### [Objective]
Reproduce every entry exactly.

[START Records for the exercise]

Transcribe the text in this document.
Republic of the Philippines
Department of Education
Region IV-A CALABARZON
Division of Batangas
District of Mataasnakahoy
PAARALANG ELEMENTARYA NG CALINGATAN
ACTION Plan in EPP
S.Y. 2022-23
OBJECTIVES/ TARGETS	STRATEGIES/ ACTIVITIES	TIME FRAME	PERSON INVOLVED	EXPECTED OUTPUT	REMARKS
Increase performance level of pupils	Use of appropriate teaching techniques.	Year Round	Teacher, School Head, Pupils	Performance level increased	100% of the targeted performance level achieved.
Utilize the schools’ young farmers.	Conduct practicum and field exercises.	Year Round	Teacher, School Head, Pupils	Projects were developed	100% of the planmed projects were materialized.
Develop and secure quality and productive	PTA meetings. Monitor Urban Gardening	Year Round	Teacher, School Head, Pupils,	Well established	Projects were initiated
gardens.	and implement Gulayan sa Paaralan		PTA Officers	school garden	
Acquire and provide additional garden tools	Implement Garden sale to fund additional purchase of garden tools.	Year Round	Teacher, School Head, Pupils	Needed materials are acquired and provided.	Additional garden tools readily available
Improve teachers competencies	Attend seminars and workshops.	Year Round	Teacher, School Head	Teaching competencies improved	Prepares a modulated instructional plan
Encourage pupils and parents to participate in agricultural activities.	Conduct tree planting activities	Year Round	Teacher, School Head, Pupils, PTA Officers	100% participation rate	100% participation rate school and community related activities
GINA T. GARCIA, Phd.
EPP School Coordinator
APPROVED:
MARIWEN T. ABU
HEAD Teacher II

[END Records for the exercise]

### [Solution for this exercise]
Transcribe the text in this document.
Republic of the Philippines
Department of Education
Region IV-A CALABARZON
Division of Batangas
District of Mataasnakahoy
PAARALANG ELEMENTARYA NG CALINGATAN
ACTION Plan in EPP
S.Y. 2022-23
OBJECTIVES/ TARGETS	STRATEGIES/ ACTIVITIES	TIME FRAME	PERSON INVOLVED	EXPECTED OUTPUT	REMARKS
Increase performance level of pupils	Use of appropriate teaching techniques.	Year Round	Teacher, School Head, Pupils	Performance level increased	100% of the targeted performance level achieved.
Utilize the schools’ young farmers.	Conduct practicum and field exercises.	Year Round	Teacher, School Head, Pupils	Projects were developed	100% of the planmed projects were materialized.
Develop and secure quality and productive	PTA meetings. Monitor Urban Gardening	Year Round	Teacher, School Head, Pupils,	Well established	Projects were initiated
gardens.	and implement Gulayan sa Paaralan		PTA Officers	school garden	
Acquire and provide additional garden tools	Implement Garden sale to fund additional purchase of garden tools.	Year Round	Teacher, School Head, Pupils	Needed materials are acquired and provided.	Additional garden tools readily available
Improve teachers competencies	Attend seminars and workshops.	Year Round	Teacher, School Head	Teaching competencies improved	Prepares a modulated instructional plan
Encourage pupils and parents to participate in agricultural activities.	Conduct tree planting activities	Year Round	Teacher, School Head, Pupils, PTA Officers	100% participation rate	100% participation rate school and community related activities
GINA T. GARCIA, Phd.
EPP School Coordinator
APPROVED:
MARIWEN T. ABU
HEAD Teacher II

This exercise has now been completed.